» 풀어야 할 문제
아래 항목에서 “data-label: NA — [83, 598, 95, 609]” 내용이 담긴 줄부터 시작하여 “category-label: 135 — [8, 243, 28, 256]” 내용이 담긴 줄까지, 양 끝 줄을 포함하여 해당 줄들만 그대로 옮겨 적으십시오.

» 데이터셋에서 가져온 항목
=====

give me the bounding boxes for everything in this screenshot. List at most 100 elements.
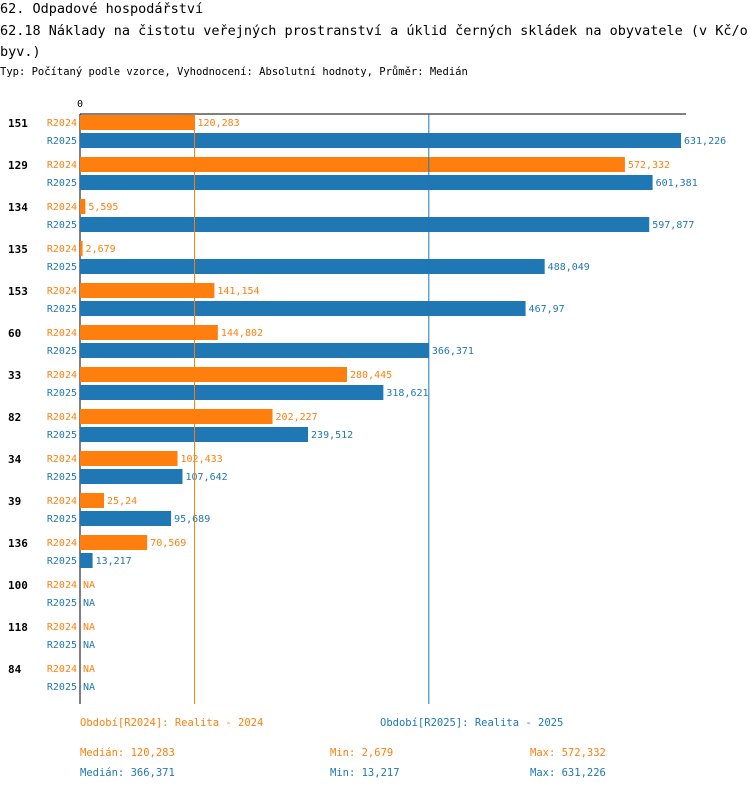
data-label: NA — [83, 598, 95, 609]
category-label: 82 — [8, 411, 21, 424]
series-label: R2024 — [47, 664, 77, 675]
bar-r2024 — [80, 325, 218, 340]
data-label: 141,154 — [217, 286, 259, 297]
series-label: R2025 — [47, 514, 77, 525]
series-label: R2024 — [47, 328, 77, 339]
data-label: 601,381 — [656, 178, 698, 189]
category-label: 135 — [8, 243, 28, 256]
series-label: R2025 — [47, 640, 77, 651]
series-label: R2025 — [47, 220, 77, 231]
bar-r2024 — [80, 157, 625, 172]
category-label: 118 — [8, 621, 28, 634]
x-axis-zero-label: 0 — [77, 99, 83, 110]
data-label: 318,621 — [386, 388, 428, 399]
data-label: 202,227 — [276, 412, 318, 423]
data-label: 597,877 — [652, 220, 694, 231]
bar-r2025 — [80, 385, 384, 400]
bar-r2024 — [80, 115, 195, 130]
bar-r2025 — [80, 217, 650, 232]
series-label: R2025 — [47, 136, 77, 147]
series-label: R2024 — [47, 160, 77, 171]
data-label: NA — [83, 640, 95, 651]
max-r2025: Max: 631,226 — [530, 767, 606, 779]
series-label: R2025 — [47, 682, 77, 693]
category-label: 39 — [8, 495, 21, 508]
data-label: 70,569 — [150, 538, 186, 549]
bar-r2025 — [80, 427, 309, 442]
bar-r2024 — [80, 493, 105, 508]
bar-r2024 — [80, 535, 148, 550]
data-label: 280,445 — [350, 370, 392, 381]
series-label: R2025 — [47, 472, 77, 483]
category-label: 84 — [8, 663, 22, 676]
data-label: 107,642 — [185, 472, 227, 483]
category-label: 136 — [8, 537, 28, 550]
median-r2024: Medián: 120,283 — [80, 747, 175, 759]
legend-r2024: Období[R2024]: Realita - 2024 — [80, 717, 264, 729]
data-label: 5,595 — [88, 202, 118, 213]
series-label: R2025 — [47, 388, 77, 399]
data-label: 366,371 — [432, 346, 474, 357]
bar-r2024 — [80, 409, 273, 424]
bar-r2025 — [80, 259, 545, 274]
data-label: 25,24 — [107, 496, 137, 507]
data-label: NA — [83, 682, 95, 693]
bar-r2025 — [80, 511, 172, 526]
bar-r2025 — [80, 553, 93, 568]
series-label: R2025 — [47, 430, 77, 441]
chart-subtitle: Typ: Počítaný podle vzorce, Vyhodnocení:… — [0, 66, 468, 78]
data-label: 120,283 — [198, 118, 240, 129]
series-label: R2024 — [47, 538, 77, 549]
series-label: R2025 — [47, 346, 77, 357]
bar-r2024 — [80, 367, 348, 382]
category-label: 34 — [8, 453, 22, 466]
data-label: 102,433 — [181, 454, 223, 465]
chart-title: 62.18 Náklady na čistotu veřejných prost… — [0, 23, 748, 60]
data-label: 572,332 — [628, 160, 670, 171]
series-label: R2024 — [47, 580, 77, 591]
bar-r2024 — [80, 199, 86, 214]
series-label: R2024 — [47, 244, 77, 255]
category-label: 100 — [8, 579, 28, 592]
min-r2024: Min: 2,679 — [330, 747, 394, 759]
series-label: R2024 — [47, 286, 77, 297]
bar-r2024 — [80, 241, 83, 256]
bar-r2025 — [80, 469, 183, 484]
category-label: 153 — [8, 285, 28, 298]
category-label: 134 — [8, 201, 28, 214]
max-r2024: Max: 572,332 — [530, 747, 606, 759]
bar-r2025 — [80, 343, 429, 358]
bar-r2025 — [80, 175, 653, 190]
series-label: R2024 — [47, 118, 77, 129]
data-label: 2,679 — [86, 244, 116, 255]
series-label: R2025 — [47, 556, 77, 567]
category-label: 33 — [8, 369, 21, 382]
data-label: 13,217 — [96, 556, 132, 567]
series-label: R2025 — [47, 178, 77, 189]
bar-r2025 — [80, 301, 526, 316]
series-label: R2024 — [47, 454, 77, 465]
data-label: 144,802 — [221, 328, 263, 339]
category-label: 151 — [8, 117, 28, 130]
median-r2025: Medián: 366,371 — [80, 767, 175, 779]
bar-r2024 — [80, 283, 215, 298]
series-label: R2024 — [47, 412, 77, 423]
series-label: R2025 — [47, 262, 77, 273]
category-label: 129 — [8, 159, 28, 172]
data-label: 488,049 — [548, 262, 590, 273]
bar-r2024 — [80, 451, 178, 466]
data-label: 239,512 — [311, 430, 353, 441]
data-label: 631,226 — [684, 136, 726, 147]
data-label: NA — [83, 622, 95, 633]
series-label: R2025 — [47, 304, 77, 315]
series-label: R2024 — [47, 496, 77, 507]
chart-title-section: 62. Odpadové hospodářství — [0, 1, 204, 17]
data-label: 95,689 — [174, 514, 210, 525]
series-label: R2025 — [47, 598, 77, 609]
data-label: 467,97 — [529, 304, 565, 315]
bar-r2025 — [80, 133, 681, 148]
category-label: 60 — [8, 327, 21, 340]
series-label: R2024 — [47, 622, 77, 633]
data-label: NA — [83, 580, 95, 591]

=====

» 결과
data-label: NA — [83, 598, 95, 609]
category-label: 82 — [8, 411, 21, 424]
series-label: R2024 — [47, 664, 77, 675]
bar-r2024 — [80, 325, 218, 340]
data-label: 141,154 — [217, 286, 259, 297]
series-label: R2025 — [47, 514, 77, 525]
series-label: R2024 — [47, 328, 77, 339]
data-label: 601,381 — [656, 178, 698, 189]
category-label: 135 — [8, 243, 28, 256]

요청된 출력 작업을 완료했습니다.